Given request: Extract the records in full, leaving every picture out.

Stored data entries:
↓↓↓
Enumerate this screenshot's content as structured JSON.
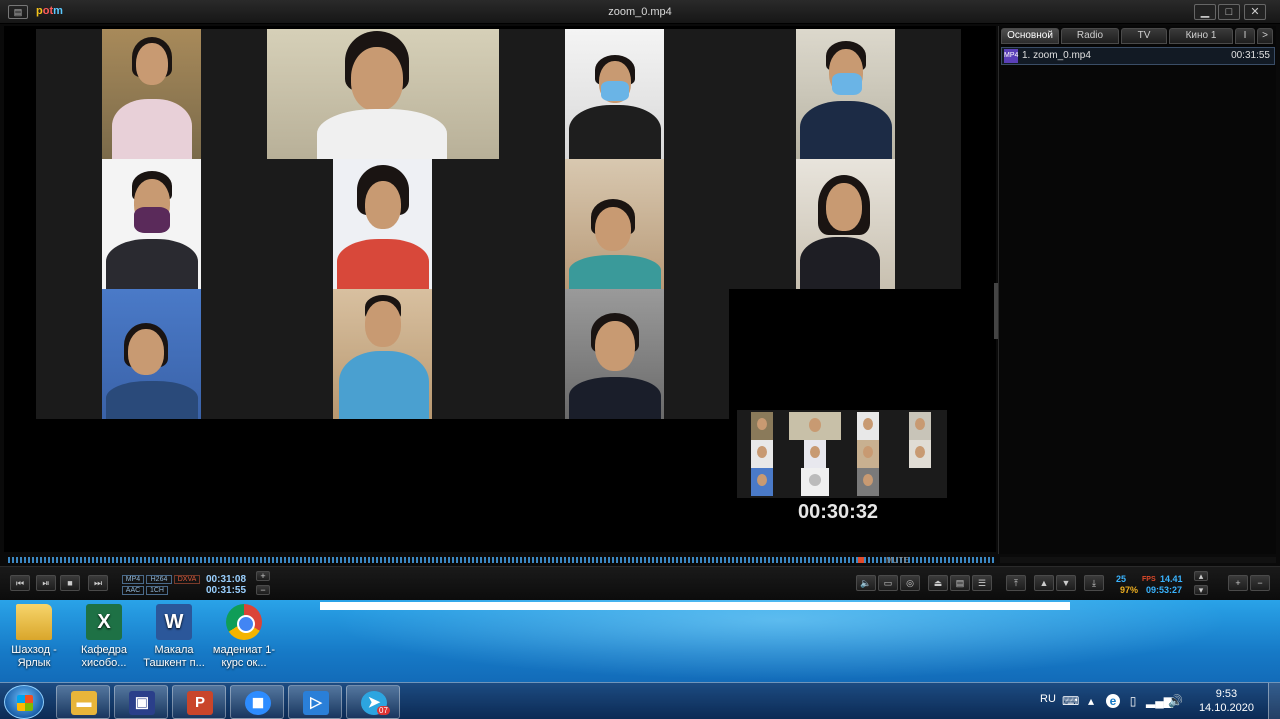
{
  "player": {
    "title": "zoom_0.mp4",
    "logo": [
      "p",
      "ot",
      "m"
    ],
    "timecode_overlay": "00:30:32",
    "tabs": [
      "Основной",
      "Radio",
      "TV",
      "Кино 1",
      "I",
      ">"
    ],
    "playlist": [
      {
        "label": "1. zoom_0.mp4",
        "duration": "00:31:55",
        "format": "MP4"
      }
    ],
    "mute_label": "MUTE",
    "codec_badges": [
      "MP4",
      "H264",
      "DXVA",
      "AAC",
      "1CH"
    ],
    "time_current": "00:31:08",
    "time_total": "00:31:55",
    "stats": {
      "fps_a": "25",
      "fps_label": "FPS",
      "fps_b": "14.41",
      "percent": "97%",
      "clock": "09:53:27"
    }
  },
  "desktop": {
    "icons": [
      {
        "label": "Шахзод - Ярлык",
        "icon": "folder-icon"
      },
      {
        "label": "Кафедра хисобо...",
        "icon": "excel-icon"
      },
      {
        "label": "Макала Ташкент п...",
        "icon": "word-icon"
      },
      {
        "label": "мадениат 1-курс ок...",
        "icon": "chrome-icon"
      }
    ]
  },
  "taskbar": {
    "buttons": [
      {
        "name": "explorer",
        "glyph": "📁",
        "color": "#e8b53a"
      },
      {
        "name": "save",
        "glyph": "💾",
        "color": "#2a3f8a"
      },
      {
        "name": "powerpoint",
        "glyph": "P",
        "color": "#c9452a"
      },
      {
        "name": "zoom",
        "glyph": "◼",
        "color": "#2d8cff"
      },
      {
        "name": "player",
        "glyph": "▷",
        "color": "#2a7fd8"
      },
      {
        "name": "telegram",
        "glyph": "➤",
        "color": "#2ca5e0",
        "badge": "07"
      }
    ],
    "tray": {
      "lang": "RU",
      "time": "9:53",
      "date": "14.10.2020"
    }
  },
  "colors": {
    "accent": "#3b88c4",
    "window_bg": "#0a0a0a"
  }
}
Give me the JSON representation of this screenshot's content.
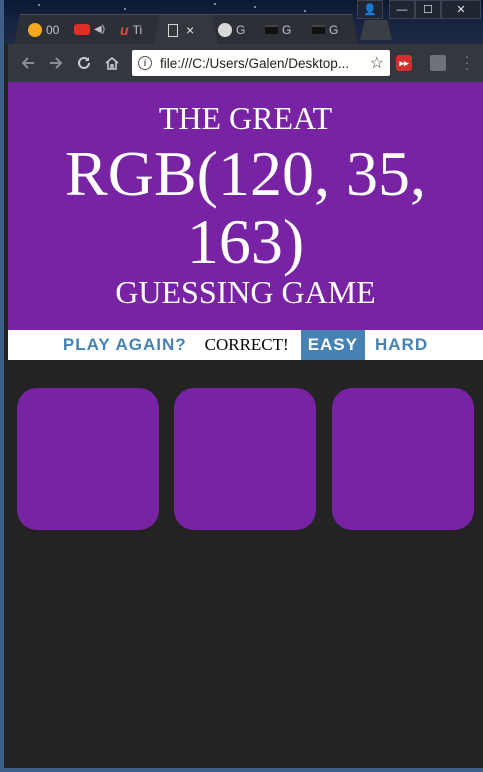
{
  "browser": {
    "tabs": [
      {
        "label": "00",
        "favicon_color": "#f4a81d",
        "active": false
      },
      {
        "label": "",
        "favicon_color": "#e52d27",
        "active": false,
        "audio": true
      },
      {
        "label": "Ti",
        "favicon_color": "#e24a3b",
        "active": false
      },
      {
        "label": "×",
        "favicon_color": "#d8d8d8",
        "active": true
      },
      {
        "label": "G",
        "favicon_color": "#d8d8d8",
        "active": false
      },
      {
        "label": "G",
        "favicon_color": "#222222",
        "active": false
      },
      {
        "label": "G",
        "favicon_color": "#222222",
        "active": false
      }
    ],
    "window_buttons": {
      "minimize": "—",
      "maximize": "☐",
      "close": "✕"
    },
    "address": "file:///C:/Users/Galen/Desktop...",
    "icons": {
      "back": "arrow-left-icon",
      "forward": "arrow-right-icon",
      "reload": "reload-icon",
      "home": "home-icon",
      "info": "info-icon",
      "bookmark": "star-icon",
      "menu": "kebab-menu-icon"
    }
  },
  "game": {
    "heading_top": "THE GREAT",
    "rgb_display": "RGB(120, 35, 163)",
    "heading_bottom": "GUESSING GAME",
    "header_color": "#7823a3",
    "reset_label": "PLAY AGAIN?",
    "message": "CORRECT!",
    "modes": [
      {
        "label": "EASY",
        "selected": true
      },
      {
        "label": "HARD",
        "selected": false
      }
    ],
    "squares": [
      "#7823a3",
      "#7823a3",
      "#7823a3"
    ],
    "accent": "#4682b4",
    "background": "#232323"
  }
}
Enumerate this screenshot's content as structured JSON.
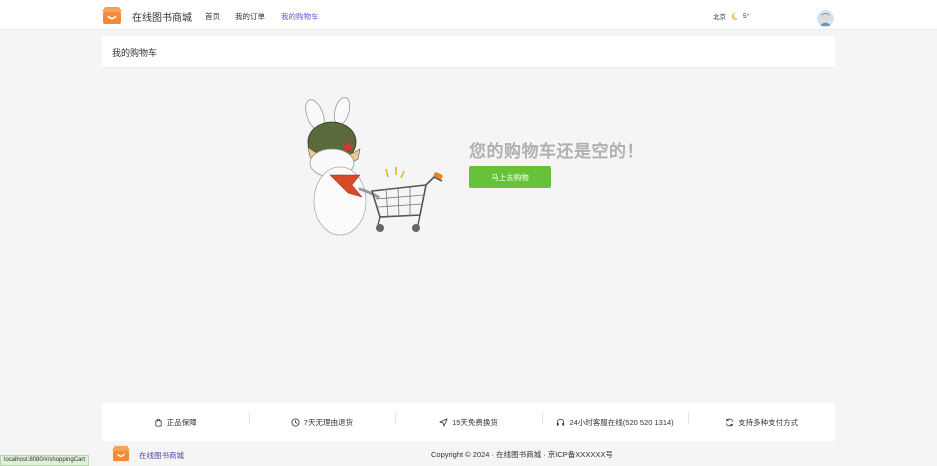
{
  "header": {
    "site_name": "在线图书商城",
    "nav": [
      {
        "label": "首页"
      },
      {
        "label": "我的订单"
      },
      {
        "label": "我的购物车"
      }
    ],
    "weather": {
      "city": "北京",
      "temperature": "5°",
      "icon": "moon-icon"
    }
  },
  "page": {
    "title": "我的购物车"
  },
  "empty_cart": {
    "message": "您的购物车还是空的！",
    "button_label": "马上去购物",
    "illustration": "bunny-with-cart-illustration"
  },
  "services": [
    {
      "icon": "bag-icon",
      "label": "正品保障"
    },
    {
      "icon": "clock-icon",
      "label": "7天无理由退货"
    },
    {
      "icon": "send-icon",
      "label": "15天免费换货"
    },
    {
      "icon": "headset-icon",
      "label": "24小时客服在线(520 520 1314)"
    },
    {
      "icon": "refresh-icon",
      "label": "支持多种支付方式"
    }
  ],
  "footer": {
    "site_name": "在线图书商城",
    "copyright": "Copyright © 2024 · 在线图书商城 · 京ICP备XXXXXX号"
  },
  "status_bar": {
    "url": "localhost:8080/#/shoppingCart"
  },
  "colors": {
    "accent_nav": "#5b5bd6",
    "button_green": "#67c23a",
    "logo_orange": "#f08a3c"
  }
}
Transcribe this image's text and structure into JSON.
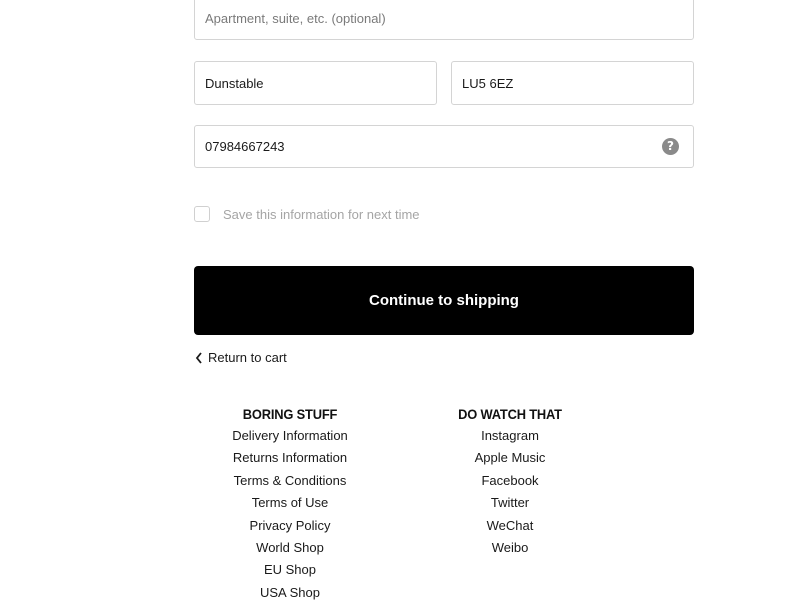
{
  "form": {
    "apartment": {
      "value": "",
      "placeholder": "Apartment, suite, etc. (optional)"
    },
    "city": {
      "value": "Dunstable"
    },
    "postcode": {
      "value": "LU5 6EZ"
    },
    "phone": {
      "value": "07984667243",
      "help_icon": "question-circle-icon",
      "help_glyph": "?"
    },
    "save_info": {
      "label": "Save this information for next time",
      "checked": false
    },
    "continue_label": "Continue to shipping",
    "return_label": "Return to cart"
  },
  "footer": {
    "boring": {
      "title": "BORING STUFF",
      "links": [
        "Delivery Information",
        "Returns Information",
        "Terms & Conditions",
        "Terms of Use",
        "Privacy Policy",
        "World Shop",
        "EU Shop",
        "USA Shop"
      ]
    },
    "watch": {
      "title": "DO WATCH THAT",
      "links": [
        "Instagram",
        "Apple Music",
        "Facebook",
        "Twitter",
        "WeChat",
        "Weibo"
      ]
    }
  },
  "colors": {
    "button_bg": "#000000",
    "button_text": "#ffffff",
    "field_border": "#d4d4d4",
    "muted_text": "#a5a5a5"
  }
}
↑↑↑
Exercise answer:
Enumerate this screenshot's content as structured JSON.
{
  "player": {
    "title": "zoom_0.mp4",
    "logo": [
      "p",
      "ot",
      "m"
    ],
    "timecode_overlay": "00:30:32",
    "tabs": [
      "Основной",
      "Radio",
      "TV",
      "Кино 1",
      "I",
      ">"
    ],
    "playlist": [
      {
        "label": "1. zoom_0.mp4",
        "duration": "00:31:55",
        "format": "MP4"
      }
    ],
    "mute_label": "MUTE",
    "codec_badges": [
      "MP4",
      "H264",
      "DXVA",
      "AAC",
      "1CH"
    ],
    "time_current": "00:31:08",
    "time_total": "00:31:55",
    "stats": {
      "fps_a": "25",
      "fps_label": "FPS",
      "fps_b": "14.41",
      "percent": "97%",
      "clock": "09:53:27"
    }
  },
  "desktop": {
    "icons": [
      {
        "label": "Шахзод - Ярлык",
        "icon": "folder-icon"
      },
      {
        "label": "Кафедра хисобо...",
        "icon": "excel-icon"
      },
      {
        "label": "Макала Ташкент п...",
        "icon": "word-icon"
      },
      {
        "label": "мадениат 1-курс ок...",
        "icon": "chrome-icon"
      }
    ]
  },
  "taskbar": {
    "buttons": [
      {
        "name": "explorer",
        "glyph": "📁",
        "color": "#e8b53a"
      },
      {
        "name": "save",
        "glyph": "💾",
        "color": "#2a3f8a"
      },
      {
        "name": "powerpoint",
        "glyph": "P",
        "color": "#c9452a"
      },
      {
        "name": "zoom",
        "glyph": "◼",
        "color": "#2d8cff"
      },
      {
        "name": "player",
        "glyph": "▷",
        "color": "#2a7fd8"
      },
      {
        "name": "telegram",
        "glyph": "➤",
        "color": "#2ca5e0",
        "badge": "07"
      }
    ],
    "tray": {
      "lang": "RU",
      "time": "9:53",
      "date": "14.10.2020"
    }
  },
  "colors": {
    "accent": "#3b88c4",
    "window_bg": "#0a0a0a"
  }
}
Give me the JSON representation of this screenshot's content.
{
  "browser": {
    "tabs": [
      {
        "label": "00",
        "favicon_color": "#f4a81d",
        "active": false
      },
      {
        "label": "",
        "favicon_color": "#e52d27",
        "active": false,
        "audio": true
      },
      {
        "label": "Ti",
        "favicon_color": "#e24a3b",
        "active": false
      },
      {
        "label": "×",
        "favicon_color": "#d8d8d8",
        "active": true
      },
      {
        "label": "G",
        "favicon_color": "#d8d8d8",
        "active": false
      },
      {
        "label": "G",
        "favicon_color": "#222222",
        "active": false
      },
      {
        "label": "G",
        "favicon_color": "#222222",
        "active": false
      }
    ],
    "window_buttons": {
      "minimize": "—",
      "maximize": "☐",
      "close": "✕"
    },
    "address": "file:///C:/Users/Galen/Desktop...",
    "icons": {
      "back": "arrow-left-icon",
      "forward": "arrow-right-icon",
      "reload": "reload-icon",
      "home": "home-icon",
      "info": "info-icon",
      "bookmark": "star-icon",
      "menu": "kebab-menu-icon"
    }
  },
  "game": {
    "heading_top": "THE GREAT",
    "rgb_display": "RGB(120, 35, 163)",
    "heading_bottom": "GUESSING GAME",
    "header_color": "#7823a3",
    "reset_label": "PLAY AGAIN?",
    "message": "CORRECT!",
    "modes": [
      {
        "label": "EASY",
        "selected": true
      },
      {
        "label": "HARD",
        "selected": false
      }
    ],
    "squares": [
      "#7823a3",
      "#7823a3",
      "#7823a3"
    ],
    "accent": "#4682b4",
    "background": "#232323"
  }
}
Enumerate this screenshot's content as structured JSON.
{
  "header": {
    "site_name": "在线图书商城",
    "nav": [
      {
        "label": "首页"
      },
      {
        "label": "我的订单"
      },
      {
        "label": "我的购物车"
      }
    ],
    "weather": {
      "city": "北京",
      "temperature": "5°",
      "icon": "moon-icon"
    }
  },
  "page": {
    "title": "我的购物车"
  },
  "empty_cart": {
    "message": "您的购物车还是空的！",
    "button_label": "马上去购物",
    "illustration": "bunny-with-cart-illustration"
  },
  "services": [
    {
      "icon": "bag-icon",
      "label": "正品保障"
    },
    {
      "icon": "clock-icon",
      "label": "7天无理由退货"
    },
    {
      "icon": "send-icon",
      "label": "15天免费换货"
    },
    {
      "icon": "headset-icon",
      "label": "24小时客服在线(520 520 1314)"
    },
    {
      "icon": "refresh-icon",
      "label": "支持多种支付方式"
    }
  ],
  "footer": {
    "site_name": "在线图书商城",
    "copyright": "Copyright © 2024 · 在线图书商城 · 京ICP备XXXXXX号"
  },
  "status_bar": {
    "url": "localhost:8080/#/shoppingCart"
  },
  "colors": {
    "accent_nav": "#5b5bd6",
    "button_green": "#67c23a",
    "logo_orange": "#f08a3c"
  }
}
Transcribe this image's text and structure into JSON.
{
  "form": {
    "apartment": {
      "value": "",
      "placeholder": "Apartment, suite, etc. (optional)"
    },
    "city": {
      "value": "Dunstable"
    },
    "postcode": {
      "value": "LU5 6EZ"
    },
    "phone": {
      "value": "07984667243",
      "help_icon": "question-circle-icon",
      "help_glyph": "?"
    },
    "save_info": {
      "label": "Save this information for next time",
      "checked": false
    },
    "continue_label": "Continue to shipping",
    "return_label": "Return to cart"
  },
  "footer": {
    "boring": {
      "title": "BORING STUFF",
      "links": [
        "Delivery Information",
        "Returns Information",
        "Terms & Conditions",
        "Terms of Use",
        "Privacy Policy",
        "World Shop",
        "EU Shop",
        "USA Shop"
      ]
    },
    "watch": {
      "title": "DO WATCH THAT",
      "links": [
        "Instagram",
        "Apple Music",
        "Facebook",
        "Twitter",
        "WeChat",
        "Weibo"
      ]
    }
  },
  "colors": {
    "button_bg": "#000000",
    "button_text": "#ffffff",
    "field_border": "#d4d4d4",
    "muted_text": "#a5a5a5"
  }
}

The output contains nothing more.